> **INSTRUCTION**:
Repeat each entry as written, dropping any picture you find.

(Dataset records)
— begin —

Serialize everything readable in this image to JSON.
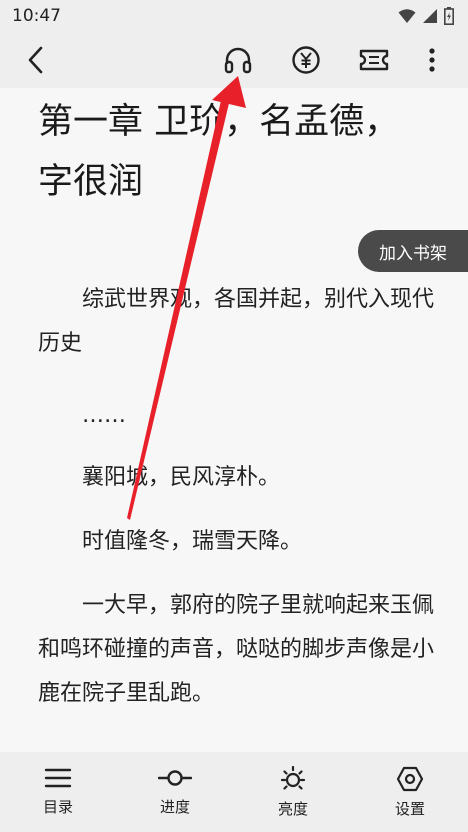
{
  "status_bar": {
    "time": "10:47"
  },
  "toolbar": {
    "back_icon": "chevron-left-icon",
    "listen_icon": "headphones-icon",
    "coin_icon": "yen-coin-icon",
    "ticket_icon": "ticket-icon",
    "more_icon": "more-vertical-icon"
  },
  "chapter": {
    "title": "第一章 卫玠，名孟德，\n字很润",
    "add_shelf_label": "加入书架",
    "paragraphs": [
      "综武世界观，各国并起，别代入现代历史",
      "……",
      "襄阳城，民风淳朴。",
      "时值隆冬，瑞雪天降。",
      "一大早，郭府的院子里就响起来玉佩和鸣环碰撞的声音，哒哒的脚步声像是小鹿在院子里乱跑。"
    ]
  },
  "bottom_nav": {
    "items": [
      {
        "label": "目录",
        "icon": "menu-icon"
      },
      {
        "label": "进度",
        "icon": "progress-icon"
      },
      {
        "label": "亮度",
        "icon": "brightness-icon"
      },
      {
        "label": "设置",
        "icon": "settings-icon"
      }
    ]
  },
  "annotation": {
    "color": "#e8202a"
  }
}
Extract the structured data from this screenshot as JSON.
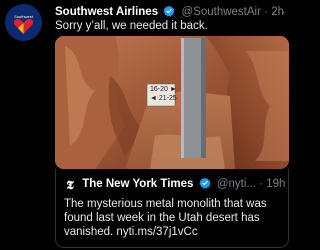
{
  "tweet": {
    "author_name": "Southwest Airlines",
    "handle": "@SouthwestAir",
    "separator": "·",
    "time": "2h",
    "more_label": "···",
    "text": "Sorry y’all, we needed it back.",
    "avatar_icon": "southwest-heart-logo",
    "verified_icon": "verified-badge-icon",
    "accent_color": "#1d9bf0"
  },
  "media": {
    "sign_line1": "16-20 ►",
    "sign_line2": "◄ 21-25"
  },
  "quote": {
    "logo_glyph": "𝕿",
    "author_name": "The New York Times",
    "handle": "@nyti...",
    "separator": "·",
    "time": "19h",
    "text": "The mysterious metal monolith that was found last week in the Utah desert has vanished. nyti.ms/37j1vCc"
  }
}
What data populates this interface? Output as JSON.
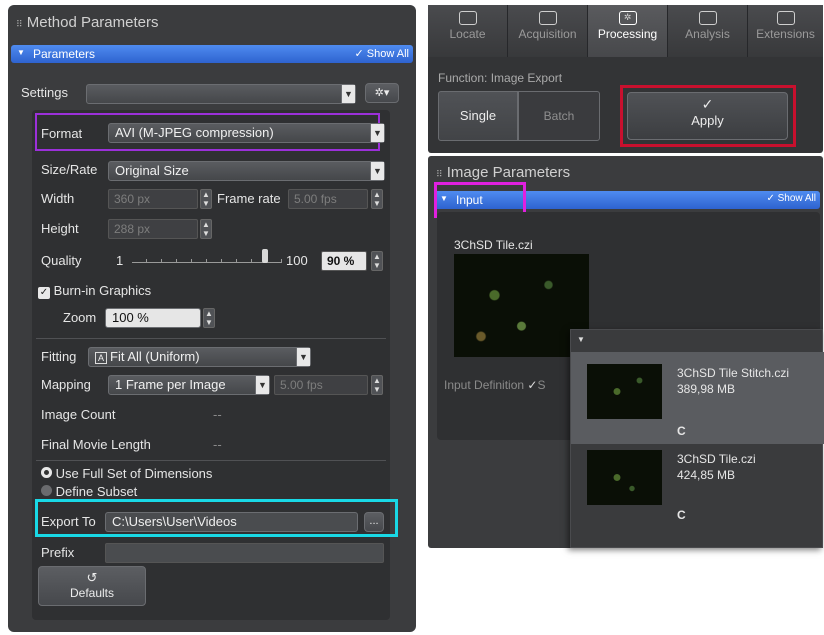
{
  "method": {
    "title": "Method Parameters",
    "parameters_label": "Parameters",
    "show_all": "Show All",
    "settings_label": "Settings",
    "format_label": "Format",
    "format_value": "AVI (M-JPEG compression)",
    "size_rate_label": "Size/Rate",
    "size_rate_value": "Original Size",
    "width_label": "Width",
    "width_value": "360 px",
    "frame_rate_label": "Frame rate",
    "frame_rate_value": "5.00 fps",
    "height_label": "Height",
    "height_value": "288 px",
    "quality_label": "Quality",
    "quality_min": "1",
    "quality_max": "100",
    "quality_value": "90 %",
    "quality_slider_fraction": 0.9,
    "burn_in_label": "Burn-in Graphics",
    "zoom_label": "Zoom",
    "zoom_value": "100 %",
    "fitting_label": "Fitting",
    "fitting_value": "Fit All (Uniform)",
    "mapping_label": "Mapping",
    "mapping_value": "1 Frame per Image",
    "mapping_fps": "5.00 fps",
    "image_count_label": "Image Count",
    "image_count_value": "--",
    "movie_length_label": "Final Movie Length",
    "movie_length_value": "--",
    "full_set_label": "Use Full Set of Dimensions",
    "subset_label": "Define Subset",
    "export_label": "Export To",
    "export_value": "C:\\Users\\User\\Videos",
    "browse_label": "...",
    "prefix_label": "Prefix",
    "prefix_value": "",
    "defaults_label": "Defaults"
  },
  "tabs": [
    {
      "label": "Locate",
      "icon": "locate-icon"
    },
    {
      "label": "Acquisition",
      "icon": "acquisition-icon"
    },
    {
      "label": "Processing",
      "icon": "processing-icon"
    },
    {
      "label": "Analysis",
      "icon": "analysis-icon"
    },
    {
      "label": "Extensions",
      "icon": "extensions-icon"
    }
  ],
  "function_label": "Function:",
  "function_value": "Image Export",
  "single_label": "Single",
  "batch_label": "Batch",
  "apply_label": "Apply",
  "image_params": {
    "title": "Image Parameters",
    "input_label": "Input",
    "show_all": "Show All",
    "file_name": "3ChSD Tile.czi",
    "input_definition_label": "Input Definition",
    "input_definition_partial": "S",
    "dropdown": [
      {
        "name": "3ChSD Tile Stitch.czi",
        "size": "389,98 MB",
        "tag": "C"
      },
      {
        "name": "3ChSD Tile.czi",
        "size": "424,85 MB",
        "tag": "C"
      }
    ]
  },
  "colors": {
    "format_highlight": "#9b30d9",
    "apply_highlight": "#c8102e",
    "input_highlight": "#e020e0",
    "export_highlight": "#19d9e6",
    "accent_blue": "#3a72e0"
  }
}
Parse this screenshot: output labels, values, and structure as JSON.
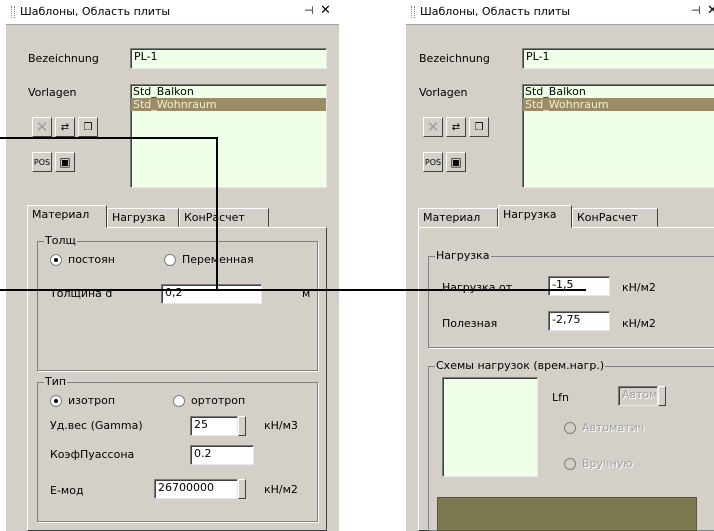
{
  "left": {
    "title": "Шаблоны, Область плиты",
    "pin": "⊣",
    "close": "✕",
    "bezeichnung_label": "Bezeichnung",
    "bezeichnung_value": "PL-1",
    "vorlagen_label": "Vorlagen",
    "vorlagen_items": [
      "Std_Balkon",
      "Std_Wohnraum"
    ],
    "tabs": [
      "Материал",
      "Нагрузка",
      "КонРасчет"
    ],
    "group_thickness": {
      "title": "Толщ",
      "radio_constant": "постоян",
      "radio_variable": "Переменная",
      "thickness_label": "Толщина d",
      "thickness_value": "0,2",
      "thickness_unit": "м"
    },
    "group_type": {
      "title": "Тип",
      "radio_iso": "изотроп",
      "radio_ortho": "ортотроп",
      "weight_label": "Уд.вес (Gamma)",
      "weight_value": "25",
      "weight_unit": "кН/м3",
      "poisson_label": "КоэфПуассона",
      "poisson_value": "0.2",
      "emod_label": "Е-мод",
      "emod_value": "26700000",
      "emod_unit": "кН/м2"
    }
  },
  "right": {
    "title": "Шаблоны, Область плиты",
    "pin": "⊣",
    "close": "✕",
    "bezeichnung_label": "Bezeichnung",
    "bezeichnung_value": "PL-1",
    "vorlagen_label": "Vorlagen",
    "vorlagen_items": [
      "Std_Balkon",
      "Std_Wohnraum"
    ],
    "tabs": [
      "Материал",
      "Нагрузка",
      "КонРасчет"
    ],
    "group_load": {
      "title": "Нагрузка",
      "load_from_label": "Нагрузка от",
      "load_from_value": "-1,5",
      "load_from_unit": "кН/м2",
      "useful_label": "Полезная",
      "useful_value": "-2,75",
      "useful_unit": "кН/м2"
    },
    "group_schemes": {
      "title": "Схемы нагрузок (врем.нагр.)",
      "lfn_label": "Lfn",
      "lfn_value": "Автом",
      "radio_auto": "Автоматич",
      "radio_manual": "Вручную"
    }
  },
  "colors": {
    "panel_bg": "#d4d0c8",
    "field_bg": "#f0ffe8",
    "selection_bg": "#9a8c64",
    "connector_line": "#000000"
  }
}
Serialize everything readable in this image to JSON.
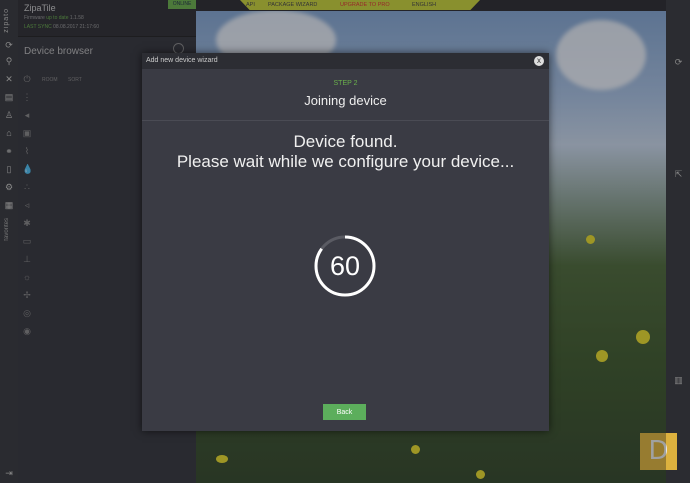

— end —

> **WRITTEN RESPONSE**:
Serialize everything readable in this image to JSON.
{
  "status_bar": {
    "time": "10:47"
  },
  "toolbar": {
    "back_icon": "chevron-left-icon",
    "listen_icon": "headphones-icon",
    "coin_icon": "yen-coin-icon",
    "ticket_icon": "ticket-icon",
    "more_icon": "more-vertical-icon"
  },
  "chapter": {
    "title": "第一章 卫玠，名孟德，\n字很润",
    "add_shelf_label": "加入书架",
    "paragraphs": [
      "综武世界观，各国并起，别代入现代历史",
      "……",
      "襄阳城，民风淳朴。",
      "时值隆冬，瑞雪天降。",
      "一大早，郭府的院子里就响起来玉佩和鸣环碰撞的声音，哒哒的脚步声像是小鹿在院子里乱跑。"
    ]
  },
  "bottom_nav": {
    "items": [
      {
        "label": "目录",
        "icon": "menu-icon"
      },
      {
        "label": "进度",
        "icon": "progress-icon"
      },
      {
        "label": "亮度",
        "icon": "brightness-icon"
      },
      {
        "label": "设置",
        "icon": "settings-icon"
      }
    ]
  },
  "annotation": {
    "color": "#e8202a"
  }
}
Extract the structured data from this screenshot as JSON.
{
  "tweet": {
    "author_name": "Southwest Airlines",
    "handle": "@SouthwestAir",
    "separator": "·",
    "time": "2h",
    "more_label": "···",
    "text": "Sorry y’all, we needed it back.",
    "avatar_icon": "southwest-heart-logo",
    "verified_icon": "verified-badge-icon",
    "accent_color": "#1d9bf0"
  },
  "media": {
    "sign_line1": "16-20 ►",
    "sign_line2": "◄ 21-25"
  },
  "quote": {
    "logo_glyph": "𝕿",
    "author_name": "The New York Times",
    "handle": "@nyti...",
    "separator": "·",
    "time": "19h",
    "text": "The mysterious metal monolith that was found last week in the Utah desert has vanished. nyti.ms/37j1vCc"
  }
}
What data populates this interface? Output as JSON.
{
  "method": {
    "title": "Method Parameters",
    "parameters_label": "Parameters",
    "show_all": "Show All",
    "settings_label": "Settings",
    "format_label": "Format",
    "format_value": "AVI (M-JPEG compression)",
    "size_rate_label": "Size/Rate",
    "size_rate_value": "Original Size",
    "width_label": "Width",
    "width_value": "360 px",
    "frame_rate_label": "Frame rate",
    "frame_rate_value": "5.00 fps",
    "height_label": "Height",
    "height_value": "288 px",
    "quality_label": "Quality",
    "quality_min": "1",
    "quality_max": "100",
    "quality_value": "90 %",
    "quality_slider_fraction": 0.9,
    "burn_in_label": "Burn-in Graphics",
    "zoom_label": "Zoom",
    "zoom_value": "100 %",
    "fitting_label": "Fitting",
    "fitting_value": "Fit All (Uniform)",
    "mapping_label": "Mapping",
    "mapping_value": "1 Frame per Image",
    "mapping_fps": "5.00 fps",
    "image_count_label": "Image Count",
    "image_count_value": "--",
    "movie_length_label": "Final Movie Length",
    "movie_length_value": "--",
    "full_set_label": "Use Full Set of Dimensions",
    "subset_label": "Define Subset",
    "export_label": "Export To",
    "export_value": "C:\\Users\\User\\Videos",
    "browse_label": "...",
    "prefix_label": "Prefix",
    "prefix_value": "",
    "defaults_label": "Defaults"
  },
  "tabs": [
    {
      "label": "Locate",
      "icon": "locate-icon"
    },
    {
      "label": "Acquisition",
      "icon": "acquisition-icon"
    },
    {
      "label": "Processing",
      "icon": "processing-icon"
    },
    {
      "label": "Analysis",
      "icon": "analysis-icon"
    },
    {
      "label": "Extensions",
      "icon": "extensions-icon"
    }
  ],
  "function_label": "Function:",
  "function_value": "Image Export",
  "single_label": "Single",
  "batch_label": "Batch",
  "apply_label": "Apply",
  "image_params": {
    "title": "Image Parameters",
    "input_label": "Input",
    "show_all": "Show All",
    "file_name": "3ChSD Tile.czi",
    "input_definition_label": "Input Definition",
    "input_definition_partial": "S",
    "dropdown": [
      {
        "name": "3ChSD Tile Stitch.czi",
        "size": "389,98 MB",
        "tag": "C"
      },
      {
        "name": "3ChSD Tile.czi",
        "size": "424,85 MB",
        "tag": "C"
      }
    ]
  },
  "colors": {
    "format_highlight": "#9b30d9",
    "apply_highlight": "#c8102e",
    "input_highlight": "#e020e0",
    "export_highlight": "#19d9e6",
    "accent_blue": "#3a72e0"
  }
}
Parse this screenshot: output labels, values, and structure as JSON.
{
  "left": {
    "title": "Шаблоны, Область плиты",
    "pin": "⊣",
    "close": "✕",
    "bezeichnung_label": "Bezeichnung",
    "bezeichnung_value": "PL-1",
    "vorlagen_label": "Vorlagen",
    "vorlagen_items": [
      "Std_Balkon",
      "Std_Wohnraum"
    ],
    "tabs": [
      "Материал",
      "Нагрузка",
      "КонРасчет"
    ],
    "group_thickness": {
      "title": "Толщ",
      "radio_constant": "постоян",
      "radio_variable": "Переменная",
      "thickness_label": "Толщина d",
      "thickness_value": "0,2",
      "thickness_unit": "м"
    },
    "group_type": {
      "title": "Тип",
      "radio_iso": "изотроп",
      "radio_ortho": "ортотроп",
      "weight_label": "Уд.вес (Gamma)",
      "weight_value": "25",
      "weight_unit": "кН/м3",
      "poisson_label": "КоэфПуассона",
      "poisson_value": "0.2",
      "emod_label": "Е-мод",
      "emod_value": "26700000",
      "emod_unit": "кН/м2"
    }
  },
  "right": {
    "title": "Шаблоны, Область плиты",
    "pin": "⊣",
    "close": "✕",
    "bezeichnung_label": "Bezeichnung",
    "bezeichnung_value": "PL-1",
    "vorlagen_label": "Vorlagen",
    "vorlagen_items": [
      "Std_Balkon",
      "Std_Wohnraum"
    ],
    "tabs": [
      "Материал",
      "Нагрузка",
      "КонРасчет"
    ],
    "group_load": {
      "title": "Нагрузка",
      "load_from_label": "Нагрузка от",
      "load_from_value": "-1,5",
      "load_from_unit": "кН/м2",
      "useful_label": "Полезная",
      "useful_value": "-2,75",
      "useful_unit": "кН/м2"
    },
    "group_schemes": {
      "title": "Схемы нагрузок (врем.нагр.)",
      "lfn_label": "Lfn",
      "lfn_value": "Автом",
      "radio_auto": "Автоматич",
      "radio_manual": "Вручную"
    }
  },
  "colors": {
    "panel_bg": "#d4d0c8",
    "field_bg": "#f0ffe8",
    "selection_bg": "#9a8c64",
    "connector_line": "#000000"
  }
}
Serialize everything readable in this image to JSON.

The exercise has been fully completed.